> **PROMPT**
Each entry below is to be given again word for word, with no pictures.

— BEGIN GIVEN ENTRIES —

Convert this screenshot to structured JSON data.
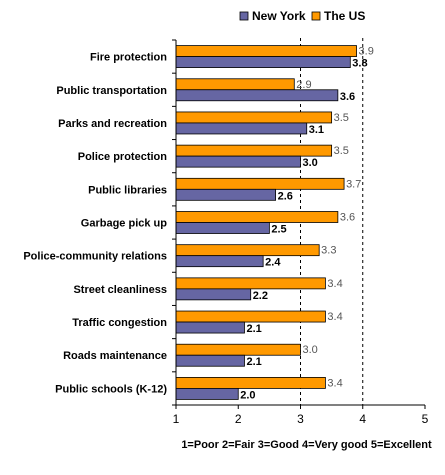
{
  "chart_data": {
    "type": "bar",
    "orientation": "horizontal",
    "categories": [
      "Fire protection",
      "Public transportation",
      "Parks and recreation",
      "Police protection",
      "Public libraries",
      "Garbage pick up",
      "Police-community relations",
      "Street cleanliness",
      "Traffic congestion",
      "Roads maintenance",
      "Public schools (K-12)"
    ],
    "series": [
      {
        "name": "The US",
        "color": "#ff9900",
        "values": [
          3.9,
          2.9,
          3.5,
          3.5,
          3.7,
          3.6,
          3.3,
          3.4,
          3.4,
          3.0,
          3.4
        ],
        "labels": [
          "3.9",
          "2.9",
          "3.5",
          "3.5",
          "3.7",
          "3.6",
          "3.3",
          "3.4",
          "3.4",
          "3.0",
          "3.4"
        ]
      },
      {
        "name": "New York",
        "color": "#6666a3",
        "values": [
          3.8,
          3.6,
          3.1,
          3.0,
          2.6,
          2.5,
          2.4,
          2.2,
          2.1,
          2.1,
          2.0
        ],
        "labels": [
          "3.8",
          "3.6",
          "3.1",
          "3.0",
          "2.6",
          "2.5",
          "2.4",
          "2.2",
          "2.1",
          "2.1",
          "2.0"
        ]
      }
    ],
    "legend_order": [
      "New York",
      "The US"
    ],
    "legend_position": "top-right",
    "xlim": [
      1,
      5
    ],
    "xticks": [
      "1",
      "2",
      "3",
      "4",
      "5"
    ],
    "dashed_gridlines": [
      3,
      4
    ],
    "scale_note": "1=Poor  2=Fair  3=Good  4=Very good  5=Excellent"
  }
}
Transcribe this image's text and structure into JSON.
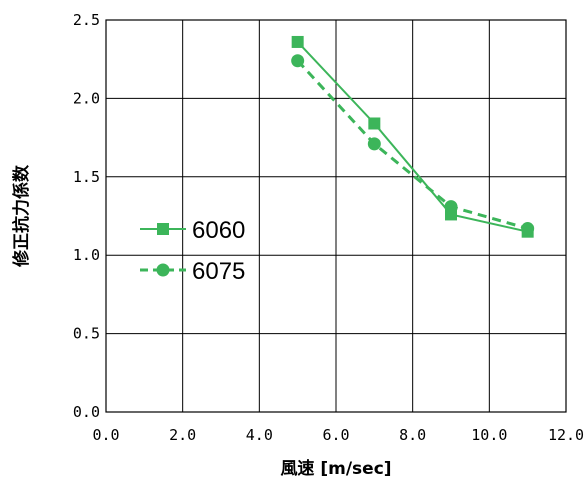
{
  "chart_data": {
    "type": "line",
    "xlabel": "風速 [m/sec]",
    "ylabel": "修正抗力係数",
    "xlim": [
      0,
      12
    ],
    "ylim": [
      0,
      2.5
    ],
    "x_ticks": [
      "0.0",
      "2.0",
      "4.0",
      "6.0",
      "8.0",
      "10.0",
      "12.0"
    ],
    "y_ticks": [
      "0.0",
      "0.5",
      "1.0",
      "1.5",
      "2.0",
      "2.5"
    ],
    "grid": true,
    "legend_position": "left-middle",
    "series": [
      {
        "name": "6060",
        "marker": "square",
        "line": "solid",
        "color": "#3cb55a",
        "points": [
          [
            5,
            2.36
          ],
          [
            7,
            1.84
          ],
          [
            9,
            1.26
          ],
          [
            11,
            1.15
          ]
        ]
      },
      {
        "name": "6075",
        "marker": "circle",
        "line": "dashed",
        "color": "#3cb55a",
        "points": [
          [
            5,
            2.24
          ],
          [
            7,
            1.71
          ],
          [
            9,
            1.31
          ],
          [
            11,
            1.17
          ]
        ]
      }
    ]
  }
}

— END GIVEN ENTRIES —

> **OUTPUT**
Convert this screenshot to structured JSON data.
{
  "chart_data": {
    "type": "bar",
    "orientation": "horizontal",
    "categories": [
      "Fire protection",
      "Public transportation",
      "Parks and recreation",
      "Police protection",
      "Public libraries",
      "Garbage pick up",
      "Police-community relations",
      "Street cleanliness",
      "Traffic congestion",
      "Roads maintenance",
      "Public schools (K-12)"
    ],
    "series": [
      {
        "name": "The US",
        "color": "#ff9900",
        "values": [
          3.9,
          2.9,
          3.5,
          3.5,
          3.7,
          3.6,
          3.3,
          3.4,
          3.4,
          3.0,
          3.4
        ],
        "labels": [
          "3.9",
          "2.9",
          "3.5",
          "3.5",
          "3.7",
          "3.6",
          "3.3",
          "3.4",
          "3.4",
          "3.0",
          "3.4"
        ]
      },
      {
        "name": "New York",
        "color": "#6666a3",
        "values": [
          3.8,
          3.6,
          3.1,
          3.0,
          2.6,
          2.5,
          2.4,
          2.2,
          2.1,
          2.1,
          2.0
        ],
        "labels": [
          "3.8",
          "3.6",
          "3.1",
          "3.0",
          "2.6",
          "2.5",
          "2.4",
          "2.2",
          "2.1",
          "2.1",
          "2.0"
        ]
      }
    ],
    "legend_order": [
      "New York",
      "The US"
    ],
    "legend_position": "top-right",
    "xlim": [
      1,
      5
    ],
    "xticks": [
      "1",
      "2",
      "3",
      "4",
      "5"
    ],
    "dashed_gridlines": [
      3,
      4
    ],
    "scale_note": "1=Poor  2=Fair  3=Good  4=Very good  5=Excellent"
  }
}
Transcribe this image's text and structure into JSON.
{
  "chart_data": {
    "type": "line",
    "xlabel": "風速 [m/sec]",
    "ylabel": "修正抗力係数",
    "xlim": [
      0,
      12
    ],
    "ylim": [
      0,
      2.5
    ],
    "x_ticks": [
      "0.0",
      "2.0",
      "4.0",
      "6.0",
      "8.0",
      "10.0",
      "12.0"
    ],
    "y_ticks": [
      "0.0",
      "0.5",
      "1.0",
      "1.5",
      "2.0",
      "2.5"
    ],
    "grid": true,
    "legend_position": "left-middle",
    "series": [
      {
        "name": "6060",
        "marker": "square",
        "line": "solid",
        "color": "#3cb55a",
        "points": [
          [
            5,
            2.36
          ],
          [
            7,
            1.84
          ],
          [
            9,
            1.26
          ],
          [
            11,
            1.15
          ]
        ]
      },
      {
        "name": "6075",
        "marker": "circle",
        "line": "dashed",
        "color": "#3cb55a",
        "points": [
          [
            5,
            2.24
          ],
          [
            7,
            1.71
          ],
          [
            9,
            1.31
          ],
          [
            11,
            1.17
          ]
        ]
      }
    ]
  }
}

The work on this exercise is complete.